>> BEGIN
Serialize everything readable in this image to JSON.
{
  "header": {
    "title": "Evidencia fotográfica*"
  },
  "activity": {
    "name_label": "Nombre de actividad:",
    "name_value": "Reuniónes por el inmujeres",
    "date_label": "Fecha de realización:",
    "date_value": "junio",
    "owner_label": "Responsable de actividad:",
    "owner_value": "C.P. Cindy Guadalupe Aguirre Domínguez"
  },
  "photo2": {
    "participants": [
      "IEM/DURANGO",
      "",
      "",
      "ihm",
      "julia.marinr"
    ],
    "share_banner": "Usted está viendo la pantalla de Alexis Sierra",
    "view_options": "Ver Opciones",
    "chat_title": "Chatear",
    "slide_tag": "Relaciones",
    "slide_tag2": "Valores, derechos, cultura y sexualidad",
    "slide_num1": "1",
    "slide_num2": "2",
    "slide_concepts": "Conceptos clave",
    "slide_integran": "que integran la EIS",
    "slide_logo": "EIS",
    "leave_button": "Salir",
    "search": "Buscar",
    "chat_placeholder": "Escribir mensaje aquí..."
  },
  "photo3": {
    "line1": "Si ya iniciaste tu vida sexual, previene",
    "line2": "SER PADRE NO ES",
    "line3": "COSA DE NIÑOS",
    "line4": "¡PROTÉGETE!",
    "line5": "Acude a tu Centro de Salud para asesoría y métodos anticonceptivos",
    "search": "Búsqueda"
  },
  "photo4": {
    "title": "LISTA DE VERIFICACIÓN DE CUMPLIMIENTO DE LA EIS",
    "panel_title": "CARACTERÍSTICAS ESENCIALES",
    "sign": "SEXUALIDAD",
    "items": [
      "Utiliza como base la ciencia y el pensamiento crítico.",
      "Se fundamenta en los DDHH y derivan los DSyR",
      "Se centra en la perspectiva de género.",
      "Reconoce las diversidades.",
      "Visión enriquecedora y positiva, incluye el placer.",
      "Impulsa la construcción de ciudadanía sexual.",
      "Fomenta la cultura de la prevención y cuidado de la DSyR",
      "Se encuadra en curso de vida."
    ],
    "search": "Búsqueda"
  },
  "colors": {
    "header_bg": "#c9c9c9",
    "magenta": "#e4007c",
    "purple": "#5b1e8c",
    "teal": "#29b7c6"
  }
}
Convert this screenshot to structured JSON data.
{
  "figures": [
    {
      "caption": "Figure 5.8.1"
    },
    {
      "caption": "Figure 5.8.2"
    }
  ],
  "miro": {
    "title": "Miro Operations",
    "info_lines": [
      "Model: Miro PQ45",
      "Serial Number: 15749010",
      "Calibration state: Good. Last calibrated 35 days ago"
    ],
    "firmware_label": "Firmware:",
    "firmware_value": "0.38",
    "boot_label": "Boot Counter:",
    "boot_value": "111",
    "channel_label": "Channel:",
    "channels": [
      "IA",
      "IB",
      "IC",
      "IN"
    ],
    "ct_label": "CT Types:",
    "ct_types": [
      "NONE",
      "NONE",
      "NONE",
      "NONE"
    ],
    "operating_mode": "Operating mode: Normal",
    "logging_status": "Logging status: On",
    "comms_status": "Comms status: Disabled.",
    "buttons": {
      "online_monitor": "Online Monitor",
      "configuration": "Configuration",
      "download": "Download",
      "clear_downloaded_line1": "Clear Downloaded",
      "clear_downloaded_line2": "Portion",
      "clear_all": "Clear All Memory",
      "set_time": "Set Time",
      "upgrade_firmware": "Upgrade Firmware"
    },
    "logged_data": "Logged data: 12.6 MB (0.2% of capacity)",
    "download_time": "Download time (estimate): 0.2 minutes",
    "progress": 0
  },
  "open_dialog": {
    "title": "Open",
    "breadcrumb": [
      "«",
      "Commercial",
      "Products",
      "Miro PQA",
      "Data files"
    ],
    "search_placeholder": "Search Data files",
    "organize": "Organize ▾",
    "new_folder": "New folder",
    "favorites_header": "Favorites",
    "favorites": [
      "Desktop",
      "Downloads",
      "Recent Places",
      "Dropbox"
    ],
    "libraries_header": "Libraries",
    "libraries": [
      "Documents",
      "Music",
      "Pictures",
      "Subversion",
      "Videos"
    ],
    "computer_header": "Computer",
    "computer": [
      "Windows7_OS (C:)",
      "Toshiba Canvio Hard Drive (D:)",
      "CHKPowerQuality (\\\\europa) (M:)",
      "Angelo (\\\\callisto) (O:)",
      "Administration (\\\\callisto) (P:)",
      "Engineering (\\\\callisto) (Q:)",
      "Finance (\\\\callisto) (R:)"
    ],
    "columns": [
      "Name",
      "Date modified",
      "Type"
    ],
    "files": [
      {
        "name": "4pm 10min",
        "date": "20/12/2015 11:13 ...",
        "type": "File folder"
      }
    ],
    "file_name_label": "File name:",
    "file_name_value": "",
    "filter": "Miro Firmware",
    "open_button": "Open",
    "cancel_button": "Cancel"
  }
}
>> END
Aim:
Each line that holds the word "files" is to be copied.

Written response:
      "Data files"
    "search_placeholder": "Search Data files",
    "files": [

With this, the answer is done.